▸ **Exercise**:
Can you recast each line of the listing below as one string in a JSON list, leaving out any blank lines?

## Start

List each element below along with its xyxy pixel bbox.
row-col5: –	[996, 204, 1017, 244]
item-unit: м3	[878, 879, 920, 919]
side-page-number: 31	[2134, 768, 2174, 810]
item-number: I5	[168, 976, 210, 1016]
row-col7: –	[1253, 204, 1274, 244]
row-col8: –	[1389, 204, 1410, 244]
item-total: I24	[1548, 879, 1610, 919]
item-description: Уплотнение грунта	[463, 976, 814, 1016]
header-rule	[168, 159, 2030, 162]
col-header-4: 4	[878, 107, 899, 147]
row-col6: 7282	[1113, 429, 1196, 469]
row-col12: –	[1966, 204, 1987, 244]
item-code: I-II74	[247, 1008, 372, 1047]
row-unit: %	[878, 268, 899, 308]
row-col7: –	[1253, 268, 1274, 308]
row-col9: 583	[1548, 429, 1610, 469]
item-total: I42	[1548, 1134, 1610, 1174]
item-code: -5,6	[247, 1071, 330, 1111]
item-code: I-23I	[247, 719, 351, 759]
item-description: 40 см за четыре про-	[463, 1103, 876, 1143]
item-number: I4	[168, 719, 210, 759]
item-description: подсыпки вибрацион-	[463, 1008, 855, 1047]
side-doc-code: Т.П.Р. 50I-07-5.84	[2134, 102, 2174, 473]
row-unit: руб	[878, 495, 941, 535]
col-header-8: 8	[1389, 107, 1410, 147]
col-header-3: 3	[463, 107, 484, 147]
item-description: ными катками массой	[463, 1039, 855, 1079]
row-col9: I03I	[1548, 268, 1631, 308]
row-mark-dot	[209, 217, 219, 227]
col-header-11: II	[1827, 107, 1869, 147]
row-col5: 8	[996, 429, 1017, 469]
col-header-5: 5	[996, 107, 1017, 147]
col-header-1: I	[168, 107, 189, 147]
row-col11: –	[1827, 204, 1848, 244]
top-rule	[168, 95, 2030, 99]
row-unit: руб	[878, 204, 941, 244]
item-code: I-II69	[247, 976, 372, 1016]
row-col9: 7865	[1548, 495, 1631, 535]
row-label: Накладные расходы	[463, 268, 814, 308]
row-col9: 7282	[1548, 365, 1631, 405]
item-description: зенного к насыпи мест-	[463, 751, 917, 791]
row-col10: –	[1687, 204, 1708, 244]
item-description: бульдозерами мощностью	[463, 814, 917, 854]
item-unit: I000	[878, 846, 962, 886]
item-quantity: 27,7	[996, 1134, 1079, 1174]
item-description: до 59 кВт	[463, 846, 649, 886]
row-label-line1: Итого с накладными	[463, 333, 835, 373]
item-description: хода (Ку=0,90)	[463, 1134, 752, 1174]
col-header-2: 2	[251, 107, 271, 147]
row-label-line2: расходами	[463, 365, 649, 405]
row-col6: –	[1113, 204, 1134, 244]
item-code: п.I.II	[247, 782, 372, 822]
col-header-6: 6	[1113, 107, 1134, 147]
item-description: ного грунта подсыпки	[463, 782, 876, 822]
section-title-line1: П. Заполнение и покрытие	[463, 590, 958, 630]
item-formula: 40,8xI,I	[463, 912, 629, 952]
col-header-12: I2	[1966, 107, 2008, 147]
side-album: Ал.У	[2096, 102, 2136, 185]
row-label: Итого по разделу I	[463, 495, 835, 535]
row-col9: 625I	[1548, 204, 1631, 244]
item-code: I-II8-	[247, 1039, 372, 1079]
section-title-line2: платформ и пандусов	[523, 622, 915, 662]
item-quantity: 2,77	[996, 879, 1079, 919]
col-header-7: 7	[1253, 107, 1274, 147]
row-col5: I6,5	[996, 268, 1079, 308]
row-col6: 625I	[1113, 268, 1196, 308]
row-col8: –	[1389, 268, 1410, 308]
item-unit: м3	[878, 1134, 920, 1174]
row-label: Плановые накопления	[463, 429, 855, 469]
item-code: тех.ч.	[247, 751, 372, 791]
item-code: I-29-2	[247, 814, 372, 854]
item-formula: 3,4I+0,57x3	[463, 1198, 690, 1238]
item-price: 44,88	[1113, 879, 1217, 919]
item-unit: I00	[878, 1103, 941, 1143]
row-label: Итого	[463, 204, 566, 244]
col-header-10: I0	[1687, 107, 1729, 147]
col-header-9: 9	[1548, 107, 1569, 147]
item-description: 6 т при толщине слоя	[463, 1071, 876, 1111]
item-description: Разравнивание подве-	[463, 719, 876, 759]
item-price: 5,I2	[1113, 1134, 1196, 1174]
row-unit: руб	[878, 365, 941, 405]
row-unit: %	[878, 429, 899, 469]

## End

▸ **Correct answer**:
[
  "List each element below along with its xyxy pixel bbox.",
  "row-col5: –\t[996, 204, 1017, 244]",
  "item-unit: м3\t[878, 879, 920, 919]",
  "side-page-number: 31\t[2134, 768, 2174, 810]",
  "item-number: I5\t[168, 976, 210, 1016]",
  "row-col7: –\t[1253, 204, 1274, 244]",
  "row-col8: –\t[1389, 204, 1410, 244]",
  "item-total: I24\t[1548, 879, 1610, 919]",
  "item-description: Уплотнение грунта\t[463, 976, 814, 1016]",
  "header-rule\t[168, 159, 2030, 162]",
  "col-header-4: 4\t[878, 107, 899, 147]",
  "row-col6: 7282\t[1113, 429, 1196, 469]",
  "row-col12: –\t[1966, 204, 1987, 244]",
  "item-code: I-II74\t[247, 1008, 372, 1047]",
  "row-unit: %\t[878, 268, 899, 308]",
  "row-col7: –\t[1253, 268, 1274, 308]",
  "row-col9: 583\t[1548, 429, 1610, 469]",
  "item-total: I42\t[1548, 1134, 1610, 1174]",
  "item-code: -5,6\t[247, 1071, 330, 1111]",
  "item-code: I-23I\t[247, 719, 351, 759]",
  "item-description: 40 см за четыре про-\t[463, 1103, 876, 1143]",
  "item-number: I4\t[168, 719, 210, 759]",
  "item-description: подсыпки вибрацион-\t[463, 1008, 855, 1047]",
  "side-doc-code: Т.П.Р. 50I-07-5.84\t[2134, 102, 2174, 473]",
  "row-unit: руб\t[878, 495, 941, 535]",
  "col-header-8: 8\t[1389, 107, 1410, 147]",
  "col-header-3: 3\t[463, 107, 484, 147]",
  "item-description: ными катками массой\t[463, 1039, 855, 1079]",
  "row-col9: I03I\t[1548, 268, 1631, 308]",
  "row-mark-dot\t[209, 217, 219, 227]",
  "col-header-11: II\t[1827, 107, 1869, 147]",
  "row-col5: 8\t[996, 429, 1017, 469]",
  "col-header-5: 5\t[996, 107, 1017, 147]",
  "col-header-1: I\t[168, 107, 189, 147]",
  "row-col11: –\t[1827, 204, 1848, 244]",
  "top-rule\t[168, 95, 2030, 99]",
  "row-unit: руб\t[878, 204, 941, 244]",
  "item-code: I-II69\t[247, 976, 372, 1016]",
  "row-col9: 7865\t[1548, 495, 1631, 535]",
  "row-label: Накладные расходы\t[463, 268, 814, 308]",
  "row-col9: 7282\t[1548, 365, 1631, 405]",
  "item-description: зенного к насыпи мест-\t[463, 751, 917, 791]",
  "row-col10: –\t[1687, 204, 1708, 244]",
  "item-description: бульдозерами мощностью\t[463, 814, 917, 854]",
  "item-unit: I000\t[878, 846, 962, 886]",
  "item-quantity: 27,7\t[996, 1134, 1079, 1174]",
  "item-description: до 59 кВт\t[463, 846, 649, 886]",
  "row-label-line1: Итого с накладными\t[463, 333, 835, 373]",
  "item-description: хода (Ку=0,90)\t[463, 1134, 752, 1174]",
  "col-header-2: 2\t[251, 107, 271, 147]",
  "row-label-line2: расходами\t[463, 365, 649, 405]",
  "row-col6: –\t[1113, 204, 1134, 244]",
  "item-code: п.I.II\t[247, 782, 372, 822]",
  "col-header-6: 6\t[1113, 107, 1134, 147]",
  "item-description: ного грунта подсыпки\t[463, 782, 876, 822]",
  "section-title-line1: П. Заполнение и покрытие\t[463, 590, 958, 630]",
  "item-formula: 40,8xI,I\t[463, 912, 629, 952]",
  "col-header-12: I2\t[1966, 107, 2008, 147]",
  "side-album: Ал.У\t[2096, 102, 2136, 185]",
  "row-label: Итого по разделу I\t[463, 495, 835, 535]",
  "row-col9: 625I\t[1548, 204, 1631, 244]",
  "item-code: I-II8-\t[247, 1039, 372, 1079]",
  "section-title-line2: платформ и пандусов\t[523, 622, 915, 662]",
  "item-quantity: 2,77\t[996, 879, 1079, 919]",
  "col-header-7: 7\t[1253, 107, 1274, 147]",
  "row-col5: I6,5\t[996, 268, 1079, 308]",
  "row-col6: 625I\t[1113, 268, 1196, 308]",
  "row-col8: –\t[1389, 268, 1410, 308]",
  "item-unit: м3\t[878, 1134, 920, 1174]",
  "row-label: Плановые накопления\t[463, 429, 855, 469]",
  "item-code: тех.ч.\t[247, 751, 372, 791]",
  "item-code: I-29-2\t[247, 814, 372, 854]",
  "item-formula: 3,4I+0,57x3\t[463, 1198, 690, 1238]",
  "item-price: 44,88\t[1113, 879, 1217, 919]",
  "item-unit: I00\t[878, 1103, 941, 1143]",
  "row-label: Итого\t[463, 204, 566, 244]",
  "col-header-10: I0\t[1687, 107, 1729, 147]",
  "col-header-9: 9\t[1548, 107, 1569, 147]",
  "item-description: 6 т при толщине слоя\t[463, 1071, 876, 1111]",
  "item-description: Разравнивание подве-\t[463, 719, 876, 759]",
  "item-price: 5,I2\t[1113, 1134, 1196, 1174]",
  "row-unit: руб\t[878, 365, 941, 405]",
  "row-unit: %\t[878, 429, 899, 469]"
]